BRIEF - Show all lines that include the string "Type"; copy each one.

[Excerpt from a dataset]
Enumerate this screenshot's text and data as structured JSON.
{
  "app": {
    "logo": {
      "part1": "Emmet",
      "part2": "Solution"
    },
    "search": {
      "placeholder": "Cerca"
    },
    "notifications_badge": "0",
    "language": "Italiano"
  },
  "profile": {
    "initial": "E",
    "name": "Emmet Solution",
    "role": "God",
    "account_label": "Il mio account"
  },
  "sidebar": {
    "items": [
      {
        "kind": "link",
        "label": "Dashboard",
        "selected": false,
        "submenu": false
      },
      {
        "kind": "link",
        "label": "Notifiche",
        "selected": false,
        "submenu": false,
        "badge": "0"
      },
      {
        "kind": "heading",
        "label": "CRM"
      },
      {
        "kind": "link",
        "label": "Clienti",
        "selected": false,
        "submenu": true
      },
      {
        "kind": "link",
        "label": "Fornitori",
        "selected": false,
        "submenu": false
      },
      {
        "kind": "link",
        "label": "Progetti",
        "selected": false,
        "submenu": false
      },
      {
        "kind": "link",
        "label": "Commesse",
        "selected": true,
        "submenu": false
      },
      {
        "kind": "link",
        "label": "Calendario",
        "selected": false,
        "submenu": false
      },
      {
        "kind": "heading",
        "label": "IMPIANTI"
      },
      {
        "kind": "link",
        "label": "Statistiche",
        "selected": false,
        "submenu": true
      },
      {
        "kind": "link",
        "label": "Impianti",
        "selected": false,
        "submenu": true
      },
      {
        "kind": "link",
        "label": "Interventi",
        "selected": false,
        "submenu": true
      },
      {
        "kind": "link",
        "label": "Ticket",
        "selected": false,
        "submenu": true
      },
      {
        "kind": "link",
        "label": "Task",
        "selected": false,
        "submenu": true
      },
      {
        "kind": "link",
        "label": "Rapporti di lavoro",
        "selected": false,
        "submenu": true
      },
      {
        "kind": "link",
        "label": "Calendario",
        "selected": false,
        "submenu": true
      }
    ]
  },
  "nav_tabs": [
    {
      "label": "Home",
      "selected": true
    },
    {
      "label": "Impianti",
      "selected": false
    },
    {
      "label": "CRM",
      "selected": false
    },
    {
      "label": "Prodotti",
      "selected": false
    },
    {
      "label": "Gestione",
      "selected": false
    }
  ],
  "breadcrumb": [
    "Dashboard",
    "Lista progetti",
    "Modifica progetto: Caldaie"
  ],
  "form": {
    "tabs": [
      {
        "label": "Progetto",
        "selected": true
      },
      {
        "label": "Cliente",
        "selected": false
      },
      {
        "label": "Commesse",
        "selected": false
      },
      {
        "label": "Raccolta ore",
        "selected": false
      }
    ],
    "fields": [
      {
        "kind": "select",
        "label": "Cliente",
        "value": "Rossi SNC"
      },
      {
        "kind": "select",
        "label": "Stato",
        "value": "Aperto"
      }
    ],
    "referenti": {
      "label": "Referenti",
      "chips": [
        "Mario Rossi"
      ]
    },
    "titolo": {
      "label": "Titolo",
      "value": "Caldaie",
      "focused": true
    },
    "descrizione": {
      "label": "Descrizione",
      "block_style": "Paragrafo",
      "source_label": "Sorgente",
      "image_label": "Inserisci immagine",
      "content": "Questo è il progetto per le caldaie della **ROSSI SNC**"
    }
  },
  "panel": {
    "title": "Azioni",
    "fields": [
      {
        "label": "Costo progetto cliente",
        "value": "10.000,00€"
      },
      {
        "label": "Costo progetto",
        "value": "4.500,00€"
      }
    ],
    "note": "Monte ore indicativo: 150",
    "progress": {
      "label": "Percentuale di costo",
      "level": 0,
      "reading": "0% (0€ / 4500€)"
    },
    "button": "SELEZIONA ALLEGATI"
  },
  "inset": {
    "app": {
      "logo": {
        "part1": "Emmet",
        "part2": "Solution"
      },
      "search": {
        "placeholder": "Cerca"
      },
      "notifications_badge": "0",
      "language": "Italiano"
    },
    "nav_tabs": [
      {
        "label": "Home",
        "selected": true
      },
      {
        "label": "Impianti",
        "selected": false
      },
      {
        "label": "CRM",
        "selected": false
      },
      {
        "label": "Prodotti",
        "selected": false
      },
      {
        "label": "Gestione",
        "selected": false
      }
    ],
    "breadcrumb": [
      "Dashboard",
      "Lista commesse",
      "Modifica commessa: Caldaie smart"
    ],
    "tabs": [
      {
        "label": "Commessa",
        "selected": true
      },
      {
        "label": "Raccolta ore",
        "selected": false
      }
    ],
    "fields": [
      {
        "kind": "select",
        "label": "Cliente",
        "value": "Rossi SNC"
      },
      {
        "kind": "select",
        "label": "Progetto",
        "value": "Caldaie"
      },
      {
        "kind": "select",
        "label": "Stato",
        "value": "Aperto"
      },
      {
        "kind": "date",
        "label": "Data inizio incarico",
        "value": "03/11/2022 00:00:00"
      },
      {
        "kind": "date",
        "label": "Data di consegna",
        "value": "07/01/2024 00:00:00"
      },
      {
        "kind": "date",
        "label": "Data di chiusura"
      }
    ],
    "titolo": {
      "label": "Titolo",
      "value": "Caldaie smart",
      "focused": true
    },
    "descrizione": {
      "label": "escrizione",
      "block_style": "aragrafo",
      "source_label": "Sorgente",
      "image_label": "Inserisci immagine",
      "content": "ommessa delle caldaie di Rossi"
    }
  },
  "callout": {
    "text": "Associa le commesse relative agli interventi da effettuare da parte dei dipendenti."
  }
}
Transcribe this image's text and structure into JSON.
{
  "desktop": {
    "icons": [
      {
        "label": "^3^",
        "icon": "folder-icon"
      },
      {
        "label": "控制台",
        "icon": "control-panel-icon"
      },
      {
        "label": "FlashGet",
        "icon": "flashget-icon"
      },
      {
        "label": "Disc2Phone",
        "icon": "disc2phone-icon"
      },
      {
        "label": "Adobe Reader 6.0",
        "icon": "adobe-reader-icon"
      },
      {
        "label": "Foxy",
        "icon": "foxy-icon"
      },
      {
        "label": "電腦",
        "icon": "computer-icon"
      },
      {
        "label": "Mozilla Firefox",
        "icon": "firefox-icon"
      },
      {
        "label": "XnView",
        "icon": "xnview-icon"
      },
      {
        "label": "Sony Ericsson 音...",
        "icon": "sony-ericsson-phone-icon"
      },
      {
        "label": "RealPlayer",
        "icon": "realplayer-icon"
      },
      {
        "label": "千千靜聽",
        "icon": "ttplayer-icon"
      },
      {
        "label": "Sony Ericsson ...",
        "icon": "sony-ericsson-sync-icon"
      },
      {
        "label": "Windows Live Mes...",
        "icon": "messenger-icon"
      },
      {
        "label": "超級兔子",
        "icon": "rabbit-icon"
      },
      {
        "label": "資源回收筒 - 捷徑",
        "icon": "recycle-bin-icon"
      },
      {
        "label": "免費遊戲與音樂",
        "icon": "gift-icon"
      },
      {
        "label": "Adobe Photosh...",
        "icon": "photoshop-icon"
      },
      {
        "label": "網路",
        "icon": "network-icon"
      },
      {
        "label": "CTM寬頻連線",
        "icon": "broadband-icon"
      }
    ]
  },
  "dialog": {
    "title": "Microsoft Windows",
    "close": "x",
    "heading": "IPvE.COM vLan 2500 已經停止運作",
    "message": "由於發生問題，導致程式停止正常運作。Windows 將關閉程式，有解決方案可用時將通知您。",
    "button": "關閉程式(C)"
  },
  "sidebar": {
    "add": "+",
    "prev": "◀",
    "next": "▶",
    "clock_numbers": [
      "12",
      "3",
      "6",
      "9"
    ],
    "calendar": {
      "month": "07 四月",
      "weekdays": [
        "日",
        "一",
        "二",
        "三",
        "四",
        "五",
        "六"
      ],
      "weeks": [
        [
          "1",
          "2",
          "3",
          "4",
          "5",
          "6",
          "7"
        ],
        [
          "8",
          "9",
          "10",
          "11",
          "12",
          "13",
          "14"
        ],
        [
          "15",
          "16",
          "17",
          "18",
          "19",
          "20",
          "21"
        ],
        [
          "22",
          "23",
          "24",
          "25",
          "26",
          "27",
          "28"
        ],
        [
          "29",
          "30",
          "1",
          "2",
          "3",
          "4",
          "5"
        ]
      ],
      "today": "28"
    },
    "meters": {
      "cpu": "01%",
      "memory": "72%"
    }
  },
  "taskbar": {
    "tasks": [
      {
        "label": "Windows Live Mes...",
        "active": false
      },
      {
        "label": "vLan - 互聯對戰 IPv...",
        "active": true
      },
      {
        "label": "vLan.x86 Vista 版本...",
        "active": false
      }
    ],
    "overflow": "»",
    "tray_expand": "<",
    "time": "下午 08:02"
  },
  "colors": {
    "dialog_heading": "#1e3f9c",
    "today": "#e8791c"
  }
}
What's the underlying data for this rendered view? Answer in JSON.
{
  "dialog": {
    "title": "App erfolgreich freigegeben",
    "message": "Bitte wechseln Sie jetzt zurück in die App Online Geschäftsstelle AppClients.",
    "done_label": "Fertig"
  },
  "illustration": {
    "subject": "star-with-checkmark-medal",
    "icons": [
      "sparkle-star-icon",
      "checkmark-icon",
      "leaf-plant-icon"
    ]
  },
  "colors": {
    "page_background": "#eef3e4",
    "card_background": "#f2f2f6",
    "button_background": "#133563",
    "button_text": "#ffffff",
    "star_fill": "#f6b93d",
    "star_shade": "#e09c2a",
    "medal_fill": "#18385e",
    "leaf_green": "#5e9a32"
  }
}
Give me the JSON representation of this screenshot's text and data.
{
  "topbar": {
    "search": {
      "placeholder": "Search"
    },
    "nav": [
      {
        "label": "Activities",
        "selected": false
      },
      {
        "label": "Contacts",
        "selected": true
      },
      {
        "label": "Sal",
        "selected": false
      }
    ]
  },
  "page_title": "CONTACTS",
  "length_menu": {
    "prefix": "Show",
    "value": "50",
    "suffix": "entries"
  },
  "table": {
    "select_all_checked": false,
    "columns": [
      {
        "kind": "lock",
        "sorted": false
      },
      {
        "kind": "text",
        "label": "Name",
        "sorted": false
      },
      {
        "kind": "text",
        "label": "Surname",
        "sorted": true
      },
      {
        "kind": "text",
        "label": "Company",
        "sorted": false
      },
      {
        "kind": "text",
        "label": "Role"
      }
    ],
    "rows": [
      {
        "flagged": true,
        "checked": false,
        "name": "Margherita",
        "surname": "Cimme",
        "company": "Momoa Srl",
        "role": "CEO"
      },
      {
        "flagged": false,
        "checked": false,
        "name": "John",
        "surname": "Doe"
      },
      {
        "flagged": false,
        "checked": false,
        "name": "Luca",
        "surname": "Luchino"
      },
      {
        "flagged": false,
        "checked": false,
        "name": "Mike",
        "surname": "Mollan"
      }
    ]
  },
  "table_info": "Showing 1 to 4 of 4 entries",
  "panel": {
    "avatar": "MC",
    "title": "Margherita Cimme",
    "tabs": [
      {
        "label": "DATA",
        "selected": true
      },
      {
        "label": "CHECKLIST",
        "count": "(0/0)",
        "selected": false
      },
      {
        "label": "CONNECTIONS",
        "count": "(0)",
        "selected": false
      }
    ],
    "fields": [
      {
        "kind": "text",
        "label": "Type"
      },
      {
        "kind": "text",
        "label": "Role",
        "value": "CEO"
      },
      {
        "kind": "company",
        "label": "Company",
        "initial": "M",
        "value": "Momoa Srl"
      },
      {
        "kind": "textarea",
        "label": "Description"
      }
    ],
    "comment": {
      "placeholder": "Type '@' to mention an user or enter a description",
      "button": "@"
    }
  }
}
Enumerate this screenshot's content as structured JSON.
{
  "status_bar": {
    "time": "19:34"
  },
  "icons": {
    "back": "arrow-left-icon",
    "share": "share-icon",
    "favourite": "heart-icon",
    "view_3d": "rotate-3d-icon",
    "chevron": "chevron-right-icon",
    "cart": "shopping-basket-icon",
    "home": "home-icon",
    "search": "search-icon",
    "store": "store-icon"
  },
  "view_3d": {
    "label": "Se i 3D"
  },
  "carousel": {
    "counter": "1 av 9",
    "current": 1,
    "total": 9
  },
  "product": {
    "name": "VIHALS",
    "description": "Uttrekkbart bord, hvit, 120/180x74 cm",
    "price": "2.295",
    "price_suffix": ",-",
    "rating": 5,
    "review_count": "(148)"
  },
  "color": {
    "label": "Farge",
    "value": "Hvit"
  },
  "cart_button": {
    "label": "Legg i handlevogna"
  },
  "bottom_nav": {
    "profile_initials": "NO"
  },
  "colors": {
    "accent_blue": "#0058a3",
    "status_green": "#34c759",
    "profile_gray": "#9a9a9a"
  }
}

ANSWER TO THE TASK -
        "label": "Type"
      "placeholder": "Type '@' to mention an user or enter a description",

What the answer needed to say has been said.